* _Records supplied_:
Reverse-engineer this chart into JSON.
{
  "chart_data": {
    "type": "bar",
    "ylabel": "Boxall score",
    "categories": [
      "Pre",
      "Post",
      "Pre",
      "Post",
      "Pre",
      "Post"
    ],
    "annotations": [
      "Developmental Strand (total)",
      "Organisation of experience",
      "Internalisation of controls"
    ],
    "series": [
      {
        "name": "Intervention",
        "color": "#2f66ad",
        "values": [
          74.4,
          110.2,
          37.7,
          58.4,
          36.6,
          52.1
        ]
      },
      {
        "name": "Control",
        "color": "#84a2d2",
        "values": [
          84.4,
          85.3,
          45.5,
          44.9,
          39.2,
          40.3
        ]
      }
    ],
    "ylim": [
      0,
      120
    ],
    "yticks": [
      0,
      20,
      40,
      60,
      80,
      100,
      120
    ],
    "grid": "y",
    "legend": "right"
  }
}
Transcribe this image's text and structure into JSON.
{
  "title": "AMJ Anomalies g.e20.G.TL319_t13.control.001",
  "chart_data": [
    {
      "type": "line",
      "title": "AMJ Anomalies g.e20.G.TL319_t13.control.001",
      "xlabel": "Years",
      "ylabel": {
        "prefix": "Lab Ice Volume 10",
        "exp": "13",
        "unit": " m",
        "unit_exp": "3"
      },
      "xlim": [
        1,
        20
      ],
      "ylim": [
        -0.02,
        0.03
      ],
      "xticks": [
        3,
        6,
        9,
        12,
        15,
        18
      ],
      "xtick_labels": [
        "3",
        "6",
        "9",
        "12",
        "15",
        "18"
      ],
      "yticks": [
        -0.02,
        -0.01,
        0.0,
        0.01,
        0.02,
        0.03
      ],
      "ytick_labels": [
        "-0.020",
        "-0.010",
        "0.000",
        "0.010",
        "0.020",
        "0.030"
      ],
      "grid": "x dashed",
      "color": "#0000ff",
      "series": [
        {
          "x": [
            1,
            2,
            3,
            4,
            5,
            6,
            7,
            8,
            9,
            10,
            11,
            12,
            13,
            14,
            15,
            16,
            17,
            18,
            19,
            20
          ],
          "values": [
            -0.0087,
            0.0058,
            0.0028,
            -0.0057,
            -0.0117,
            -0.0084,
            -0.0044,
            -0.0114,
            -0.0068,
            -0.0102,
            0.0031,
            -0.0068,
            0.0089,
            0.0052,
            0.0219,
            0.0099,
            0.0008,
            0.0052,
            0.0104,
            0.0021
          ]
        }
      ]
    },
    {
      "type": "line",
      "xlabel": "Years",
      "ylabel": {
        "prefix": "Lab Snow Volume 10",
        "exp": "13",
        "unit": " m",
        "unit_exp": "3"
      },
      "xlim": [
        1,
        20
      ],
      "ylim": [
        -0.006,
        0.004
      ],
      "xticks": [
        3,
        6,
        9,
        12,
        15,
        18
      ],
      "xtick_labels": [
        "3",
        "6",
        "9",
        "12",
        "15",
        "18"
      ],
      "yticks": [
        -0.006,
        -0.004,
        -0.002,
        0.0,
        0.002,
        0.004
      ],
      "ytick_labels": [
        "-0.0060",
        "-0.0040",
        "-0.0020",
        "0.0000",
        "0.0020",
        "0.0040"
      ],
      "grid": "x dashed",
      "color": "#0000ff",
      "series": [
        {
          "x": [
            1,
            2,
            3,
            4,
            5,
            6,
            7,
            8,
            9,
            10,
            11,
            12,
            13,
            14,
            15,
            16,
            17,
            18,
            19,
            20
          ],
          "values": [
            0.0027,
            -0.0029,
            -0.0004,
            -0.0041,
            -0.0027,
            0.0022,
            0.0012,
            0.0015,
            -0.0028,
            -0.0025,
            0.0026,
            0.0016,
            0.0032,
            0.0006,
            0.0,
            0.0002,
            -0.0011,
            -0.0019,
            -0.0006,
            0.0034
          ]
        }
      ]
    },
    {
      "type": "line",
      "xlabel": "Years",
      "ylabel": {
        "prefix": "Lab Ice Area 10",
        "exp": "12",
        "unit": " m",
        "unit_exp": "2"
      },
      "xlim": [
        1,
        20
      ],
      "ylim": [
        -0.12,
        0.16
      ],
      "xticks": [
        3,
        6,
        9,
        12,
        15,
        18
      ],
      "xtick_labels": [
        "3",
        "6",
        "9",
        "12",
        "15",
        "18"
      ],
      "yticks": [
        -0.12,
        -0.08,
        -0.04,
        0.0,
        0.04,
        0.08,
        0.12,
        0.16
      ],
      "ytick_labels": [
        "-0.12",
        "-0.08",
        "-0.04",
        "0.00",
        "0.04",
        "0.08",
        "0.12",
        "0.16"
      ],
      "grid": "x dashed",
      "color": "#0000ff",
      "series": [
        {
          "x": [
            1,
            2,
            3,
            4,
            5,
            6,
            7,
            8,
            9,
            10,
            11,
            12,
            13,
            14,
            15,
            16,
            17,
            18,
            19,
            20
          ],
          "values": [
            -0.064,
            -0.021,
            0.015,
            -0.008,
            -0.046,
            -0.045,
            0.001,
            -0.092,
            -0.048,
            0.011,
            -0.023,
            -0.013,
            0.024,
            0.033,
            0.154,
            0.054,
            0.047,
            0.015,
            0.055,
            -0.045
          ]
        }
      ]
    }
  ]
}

* _Short problem_:
Give an exact copy of all the data shown above.

* _Full output_:
Reverse-engineer this chart into JSON.
{
  "chart_data": {
    "type": "bar",
    "ylabel": "Boxall score",
    "categories": [
      "Pre",
      "Post",
      "Pre",
      "Post",
      "Pre",
      "Post"
    ],
    "annotations": [
      "Developmental Strand (total)",
      "Organisation of experience",
      "Internalisation of controls"
    ],
    "series": [
      {
        "name": "Intervention",
        "color": "#2f66ad",
        "values": [
          74.4,
          110.2,
          37.7,
          58.4,
          36.6,
          52.1
        ]
      },
      {
        "name": "Control",
        "color": "#84a2d2",
        "values": [
          84.4,
          85.3,
          45.5,
          44.9,
          39.2,
          40.3
        ]
      }
    ],
    "ylim": [
      0,
      120
    ],
    "yticks": [
      0,
      20,
      40,
      60,
      80,
      100,
      120
    ],
    "grid": "y",
    "legend": "right"
  }
}
Transcribe this image's text and structure into JSON.
{
  "title": "AMJ Anomalies g.e20.G.TL319_t13.control.001",
  "chart_data": [
    {
      "type": "line",
      "title": "AMJ Anomalies g.e20.G.TL319_t13.control.001",
      "xlabel": "Years",
      "ylabel": {
        "prefix": "Lab Ice Volume 10",
        "exp": "13",
        "unit": " m",
        "unit_exp": "3"
      },
      "xlim": [
        1,
        20
      ],
      "ylim": [
        -0.02,
        0.03
      ],
      "xticks": [
        3,
        6,
        9,
        12,
        15,
        18
      ],
      "xtick_labels": [
        "3",
        "6",
        "9",
        "12",
        "15",
        "18"
      ],
      "yticks": [
        -0.02,
        -0.01,
        0.0,
        0.01,
        0.02,
        0.03
      ],
      "ytick_labels": [
        "-0.020",
        "-0.010",
        "0.000",
        "0.010",
        "0.020",
        "0.030"
      ],
      "grid": "x dashed",
      "color": "#0000ff",
      "series": [
        {
          "x": [
            1,
            2,
            3,
            4,
            5,
            6,
            7,
            8,
            9,
            10,
            11,
            12,
            13,
            14,
            15,
            16,
            17,
            18,
            19,
            20
          ],
          "values": [
            -0.0087,
            0.0058,
            0.0028,
            -0.0057,
            -0.0117,
            -0.0084,
            -0.0044,
            -0.0114,
            -0.0068,
            -0.0102,
            0.0031,
            -0.0068,
            0.0089,
            0.0052,
            0.0219,
            0.0099,
            0.0008,
            0.0052,
            0.0104,
            0.0021
          ]
        }
      ]
    },
    {
      "type": "line",
      "xlabel": "Years",
      "ylabel": {
        "prefix": "Lab Snow Volume 10",
        "exp": "13",
        "unit": " m",
        "unit_exp": "3"
      },
      "xlim": [
        1,
        20
      ],
      "ylim": [
        -0.006,
        0.004
      ],
      "xticks": [
        3,
        6,
        9,
        12,
        15,
        18
      ],
      "xtick_labels": [
        "3",
        "6",
        "9",
        "12",
        "15",
        "18"
      ],
      "yticks": [
        -0.006,
        -0.004,
        -0.002,
        0.0,
        0.002,
        0.004
      ],
      "ytick_labels": [
        "-0.0060",
        "-0.0040",
        "-0.0020",
        "0.0000",
        "0.0020",
        "0.0040"
      ],
      "grid": "x dashed",
      "color": "#0000ff",
      "series": [
        {
          "x": [
            1,
            2,
            3,
            4,
            5,
            6,
            7,
            8,
            9,
            10,
            11,
            12,
            13,
            14,
            15,
            16,
            17,
            18,
            19,
            20
          ],
          "values": [
            0.0027,
            -0.0029,
            -0.0004,
            -0.0041,
            -0.0027,
            0.0022,
            0.0012,
            0.0015,
            -0.0028,
            -0.0025,
            0.0026,
            0.0016,
            0.0032,
            0.0006,
            0.0,
            0.0002,
            -0.0011,
            -0.0019,
            -0.0006,
            0.0034
          ]
        }
      ]
    },
    {
      "type": "line",
      "xlabel": "Years",
      "ylabel": {
        "prefix": "Lab Ice Area 10",
        "exp": "12",
        "unit": " m",
        "unit_exp": "2"
      },
      "xlim": [
        1,
        20
      ],
      "ylim": [
        -0.12,
        0.16
      ],
      "xticks": [
        3,
        6,
        9,
        12,
        15,
        18
      ],
      "xtick_labels": [
        "3",
        "6",
        "9",
        "12",
        "15",
        "18"
      ],
      "yticks": [
        -0.12,
        -0.08,
        -0.04,
        0.0,
        0.04,
        0.08,
        0.12,
        0.16
      ],
      "ytick_labels": [
        "-0.12",
        "-0.08",
        "-0.04",
        "0.00",
        "0.04",
        "0.08",
        "0.12",
        "0.16"
      ],
      "grid": "x dashed",
      "color": "#0000ff",
      "series": [
        {
          "x": [
            1,
            2,
            3,
            4,
            5,
            6,
            7,
            8,
            9,
            10,
            11,
            12,
            13,
            14,
            15,
            16,
            17,
            18,
            19,
            20
          ],
          "values": [
            -0.064,
            -0.021,
            0.015,
            -0.008,
            -0.046,
            -0.045,
            0.001,
            -0.092,
            -0.048,
            0.011,
            -0.023,
            -0.013,
            0.024,
            0.033,
            0.154,
            0.054,
            0.047,
            0.015,
            0.055,
            -0.045
          ]
        }
      ]
    }
  ]
}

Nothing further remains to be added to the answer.